* _What the exercise asks_:
Look through the listing for the word "upon". Copy each line that has it.

* _Stored records_:
┏━━

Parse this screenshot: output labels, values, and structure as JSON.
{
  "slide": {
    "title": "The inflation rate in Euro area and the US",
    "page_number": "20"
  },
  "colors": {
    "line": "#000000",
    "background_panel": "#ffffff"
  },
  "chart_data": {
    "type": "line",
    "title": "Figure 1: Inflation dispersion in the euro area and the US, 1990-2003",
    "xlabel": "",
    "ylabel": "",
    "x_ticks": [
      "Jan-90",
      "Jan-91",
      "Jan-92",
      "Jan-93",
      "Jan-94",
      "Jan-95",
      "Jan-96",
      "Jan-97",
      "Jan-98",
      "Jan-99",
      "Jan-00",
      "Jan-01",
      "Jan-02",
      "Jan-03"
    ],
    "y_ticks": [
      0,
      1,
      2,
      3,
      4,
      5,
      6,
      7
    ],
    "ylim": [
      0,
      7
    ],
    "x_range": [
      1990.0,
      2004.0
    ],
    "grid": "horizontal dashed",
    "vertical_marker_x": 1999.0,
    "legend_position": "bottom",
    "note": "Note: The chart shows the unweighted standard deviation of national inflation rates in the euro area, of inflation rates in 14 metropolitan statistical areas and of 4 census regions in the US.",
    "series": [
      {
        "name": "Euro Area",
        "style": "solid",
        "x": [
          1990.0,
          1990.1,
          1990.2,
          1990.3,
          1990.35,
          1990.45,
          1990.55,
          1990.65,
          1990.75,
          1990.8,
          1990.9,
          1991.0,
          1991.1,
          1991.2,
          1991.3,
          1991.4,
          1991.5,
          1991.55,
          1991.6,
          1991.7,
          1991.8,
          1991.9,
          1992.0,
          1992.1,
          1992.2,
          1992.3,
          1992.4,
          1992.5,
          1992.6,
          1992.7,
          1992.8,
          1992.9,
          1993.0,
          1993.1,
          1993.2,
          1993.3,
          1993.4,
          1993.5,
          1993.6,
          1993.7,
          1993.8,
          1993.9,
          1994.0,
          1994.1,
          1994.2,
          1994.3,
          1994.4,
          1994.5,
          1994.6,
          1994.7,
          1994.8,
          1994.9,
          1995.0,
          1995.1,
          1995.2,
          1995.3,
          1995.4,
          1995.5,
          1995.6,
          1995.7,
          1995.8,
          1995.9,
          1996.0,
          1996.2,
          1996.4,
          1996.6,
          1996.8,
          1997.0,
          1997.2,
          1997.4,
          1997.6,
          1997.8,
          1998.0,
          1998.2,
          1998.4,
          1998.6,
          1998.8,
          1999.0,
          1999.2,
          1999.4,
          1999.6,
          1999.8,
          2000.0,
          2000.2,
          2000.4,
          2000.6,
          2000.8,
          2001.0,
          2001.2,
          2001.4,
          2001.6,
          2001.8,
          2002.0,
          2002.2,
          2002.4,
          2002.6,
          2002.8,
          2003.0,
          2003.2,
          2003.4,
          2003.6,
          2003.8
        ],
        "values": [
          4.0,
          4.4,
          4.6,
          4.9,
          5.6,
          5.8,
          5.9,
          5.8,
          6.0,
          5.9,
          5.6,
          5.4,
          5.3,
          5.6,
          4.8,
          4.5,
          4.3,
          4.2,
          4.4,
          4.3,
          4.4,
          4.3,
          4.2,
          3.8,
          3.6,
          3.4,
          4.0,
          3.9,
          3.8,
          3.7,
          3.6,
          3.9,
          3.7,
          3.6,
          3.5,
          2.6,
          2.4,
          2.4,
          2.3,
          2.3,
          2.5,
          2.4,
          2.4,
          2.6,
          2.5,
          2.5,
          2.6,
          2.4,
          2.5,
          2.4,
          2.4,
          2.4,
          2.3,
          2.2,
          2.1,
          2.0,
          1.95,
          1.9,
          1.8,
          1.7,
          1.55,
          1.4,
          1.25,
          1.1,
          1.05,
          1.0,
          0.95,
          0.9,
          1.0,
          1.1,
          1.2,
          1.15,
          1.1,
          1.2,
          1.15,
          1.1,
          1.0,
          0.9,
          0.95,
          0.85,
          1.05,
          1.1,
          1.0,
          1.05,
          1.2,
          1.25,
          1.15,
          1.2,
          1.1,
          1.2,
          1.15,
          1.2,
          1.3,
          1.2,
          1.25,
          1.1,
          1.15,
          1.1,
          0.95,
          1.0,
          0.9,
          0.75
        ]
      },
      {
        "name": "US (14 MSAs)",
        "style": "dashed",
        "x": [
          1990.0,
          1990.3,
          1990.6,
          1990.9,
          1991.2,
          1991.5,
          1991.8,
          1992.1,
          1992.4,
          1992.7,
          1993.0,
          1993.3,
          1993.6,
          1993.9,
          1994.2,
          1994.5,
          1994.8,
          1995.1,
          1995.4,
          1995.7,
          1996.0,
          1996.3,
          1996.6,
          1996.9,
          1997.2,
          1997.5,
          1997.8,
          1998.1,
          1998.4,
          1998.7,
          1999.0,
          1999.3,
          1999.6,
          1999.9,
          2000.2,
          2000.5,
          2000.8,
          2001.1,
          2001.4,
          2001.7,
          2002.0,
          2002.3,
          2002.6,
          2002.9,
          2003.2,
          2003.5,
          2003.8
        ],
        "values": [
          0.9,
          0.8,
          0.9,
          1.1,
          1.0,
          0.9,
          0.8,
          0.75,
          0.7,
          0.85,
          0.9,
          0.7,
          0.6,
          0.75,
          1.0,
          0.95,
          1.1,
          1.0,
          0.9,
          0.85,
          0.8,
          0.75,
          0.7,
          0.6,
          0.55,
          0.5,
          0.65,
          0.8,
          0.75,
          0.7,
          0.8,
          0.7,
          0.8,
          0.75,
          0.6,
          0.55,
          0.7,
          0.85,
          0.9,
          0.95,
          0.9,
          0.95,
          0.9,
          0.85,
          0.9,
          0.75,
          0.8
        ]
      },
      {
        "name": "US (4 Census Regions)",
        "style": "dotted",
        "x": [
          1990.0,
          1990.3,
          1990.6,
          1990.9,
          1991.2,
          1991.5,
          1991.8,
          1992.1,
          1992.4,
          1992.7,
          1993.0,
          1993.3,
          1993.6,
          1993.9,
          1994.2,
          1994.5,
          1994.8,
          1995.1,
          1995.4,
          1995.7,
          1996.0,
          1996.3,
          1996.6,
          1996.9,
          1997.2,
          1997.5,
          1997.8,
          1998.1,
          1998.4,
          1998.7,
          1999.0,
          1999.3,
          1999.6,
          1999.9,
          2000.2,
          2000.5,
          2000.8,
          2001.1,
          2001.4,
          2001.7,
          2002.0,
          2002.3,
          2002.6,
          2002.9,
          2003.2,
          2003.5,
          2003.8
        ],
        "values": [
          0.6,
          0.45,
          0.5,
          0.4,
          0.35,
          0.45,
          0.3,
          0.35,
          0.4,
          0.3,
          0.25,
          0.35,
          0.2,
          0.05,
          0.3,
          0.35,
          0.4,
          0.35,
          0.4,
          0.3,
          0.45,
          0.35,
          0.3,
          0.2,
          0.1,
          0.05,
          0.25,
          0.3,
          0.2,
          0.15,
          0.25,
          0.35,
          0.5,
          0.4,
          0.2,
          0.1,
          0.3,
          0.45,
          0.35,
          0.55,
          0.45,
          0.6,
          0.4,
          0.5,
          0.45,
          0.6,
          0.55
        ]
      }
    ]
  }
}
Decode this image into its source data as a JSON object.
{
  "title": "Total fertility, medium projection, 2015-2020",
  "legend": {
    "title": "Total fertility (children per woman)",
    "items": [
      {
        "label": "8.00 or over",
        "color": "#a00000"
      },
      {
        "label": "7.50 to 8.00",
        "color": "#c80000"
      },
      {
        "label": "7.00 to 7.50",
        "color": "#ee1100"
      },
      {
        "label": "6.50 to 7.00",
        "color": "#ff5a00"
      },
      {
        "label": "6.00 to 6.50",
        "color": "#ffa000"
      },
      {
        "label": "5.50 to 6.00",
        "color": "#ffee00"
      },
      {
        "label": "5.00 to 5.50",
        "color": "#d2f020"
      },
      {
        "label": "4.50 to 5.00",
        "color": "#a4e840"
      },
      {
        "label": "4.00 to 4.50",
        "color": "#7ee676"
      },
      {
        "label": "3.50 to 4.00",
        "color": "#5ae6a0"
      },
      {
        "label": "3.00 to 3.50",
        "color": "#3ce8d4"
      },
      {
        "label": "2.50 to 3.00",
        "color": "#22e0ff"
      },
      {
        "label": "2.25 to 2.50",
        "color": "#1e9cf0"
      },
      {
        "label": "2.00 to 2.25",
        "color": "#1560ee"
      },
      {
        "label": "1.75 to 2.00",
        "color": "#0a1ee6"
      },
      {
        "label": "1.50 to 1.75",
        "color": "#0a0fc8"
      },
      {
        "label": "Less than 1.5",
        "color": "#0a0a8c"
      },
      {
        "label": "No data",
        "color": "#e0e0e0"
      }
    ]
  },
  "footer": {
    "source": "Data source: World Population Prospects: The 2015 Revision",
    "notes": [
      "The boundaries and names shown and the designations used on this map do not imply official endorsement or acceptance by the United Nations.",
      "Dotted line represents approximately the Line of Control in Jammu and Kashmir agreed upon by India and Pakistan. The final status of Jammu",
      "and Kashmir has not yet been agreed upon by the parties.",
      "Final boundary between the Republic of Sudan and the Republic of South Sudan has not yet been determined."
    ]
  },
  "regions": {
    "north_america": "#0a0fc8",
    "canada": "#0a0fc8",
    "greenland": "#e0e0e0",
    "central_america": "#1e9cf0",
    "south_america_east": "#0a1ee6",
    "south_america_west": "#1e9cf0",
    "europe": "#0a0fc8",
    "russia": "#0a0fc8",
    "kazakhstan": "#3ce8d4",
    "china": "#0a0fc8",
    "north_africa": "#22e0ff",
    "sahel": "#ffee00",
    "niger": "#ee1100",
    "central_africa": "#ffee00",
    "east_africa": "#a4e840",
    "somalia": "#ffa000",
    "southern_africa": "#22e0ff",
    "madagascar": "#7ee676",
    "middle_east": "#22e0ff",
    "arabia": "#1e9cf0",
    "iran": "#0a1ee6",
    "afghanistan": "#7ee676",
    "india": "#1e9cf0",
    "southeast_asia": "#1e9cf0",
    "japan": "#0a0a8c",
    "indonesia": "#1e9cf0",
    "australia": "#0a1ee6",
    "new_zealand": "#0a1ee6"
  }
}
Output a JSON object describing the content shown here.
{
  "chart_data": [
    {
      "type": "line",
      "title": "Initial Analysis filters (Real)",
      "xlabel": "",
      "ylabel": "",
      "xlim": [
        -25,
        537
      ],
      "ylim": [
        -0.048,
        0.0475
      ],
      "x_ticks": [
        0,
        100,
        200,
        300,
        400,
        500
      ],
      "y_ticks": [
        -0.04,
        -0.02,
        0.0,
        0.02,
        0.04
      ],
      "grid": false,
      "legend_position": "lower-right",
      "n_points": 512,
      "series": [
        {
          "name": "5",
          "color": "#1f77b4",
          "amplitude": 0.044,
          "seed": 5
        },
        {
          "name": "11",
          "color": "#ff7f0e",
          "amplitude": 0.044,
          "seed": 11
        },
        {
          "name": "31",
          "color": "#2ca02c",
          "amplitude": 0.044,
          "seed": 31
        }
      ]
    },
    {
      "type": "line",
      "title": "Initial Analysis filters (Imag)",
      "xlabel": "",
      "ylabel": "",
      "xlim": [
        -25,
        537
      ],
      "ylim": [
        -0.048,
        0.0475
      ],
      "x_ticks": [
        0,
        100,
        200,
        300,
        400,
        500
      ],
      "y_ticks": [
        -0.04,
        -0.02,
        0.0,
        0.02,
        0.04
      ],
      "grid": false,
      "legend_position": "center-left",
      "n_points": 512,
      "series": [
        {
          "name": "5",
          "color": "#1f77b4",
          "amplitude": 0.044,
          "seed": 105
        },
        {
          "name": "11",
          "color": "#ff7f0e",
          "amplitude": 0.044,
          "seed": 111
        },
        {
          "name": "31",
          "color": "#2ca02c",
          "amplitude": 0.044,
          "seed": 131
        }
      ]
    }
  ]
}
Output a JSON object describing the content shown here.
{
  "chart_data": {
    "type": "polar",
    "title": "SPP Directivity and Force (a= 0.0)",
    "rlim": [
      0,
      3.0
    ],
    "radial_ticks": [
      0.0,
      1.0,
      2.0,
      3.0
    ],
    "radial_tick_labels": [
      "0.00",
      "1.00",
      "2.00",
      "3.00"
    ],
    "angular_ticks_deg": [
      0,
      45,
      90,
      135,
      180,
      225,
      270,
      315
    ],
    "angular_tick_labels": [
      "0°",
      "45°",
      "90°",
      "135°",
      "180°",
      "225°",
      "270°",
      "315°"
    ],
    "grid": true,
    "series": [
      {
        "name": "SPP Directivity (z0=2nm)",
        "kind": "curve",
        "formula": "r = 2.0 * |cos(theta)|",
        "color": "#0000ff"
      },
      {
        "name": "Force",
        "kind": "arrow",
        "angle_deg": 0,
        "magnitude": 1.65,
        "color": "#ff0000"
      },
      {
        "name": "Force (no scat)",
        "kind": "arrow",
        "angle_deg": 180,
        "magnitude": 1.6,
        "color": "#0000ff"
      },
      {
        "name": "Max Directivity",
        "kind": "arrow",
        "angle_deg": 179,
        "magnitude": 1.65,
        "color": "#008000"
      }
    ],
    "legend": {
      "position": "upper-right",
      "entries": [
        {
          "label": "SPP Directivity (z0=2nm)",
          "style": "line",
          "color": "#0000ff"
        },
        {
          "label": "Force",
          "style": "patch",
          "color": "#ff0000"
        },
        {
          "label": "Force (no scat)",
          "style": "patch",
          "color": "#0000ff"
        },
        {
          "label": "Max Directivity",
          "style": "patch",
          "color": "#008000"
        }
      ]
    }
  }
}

┗━━

* _Written solution_:
      "Dotted line represents approximately the Line of Control in Jammu and Kashmir agreed upon by India and Pakistan. The final status of Jammu",
      "and Kashmir has not yet been agreed upon by the parties.",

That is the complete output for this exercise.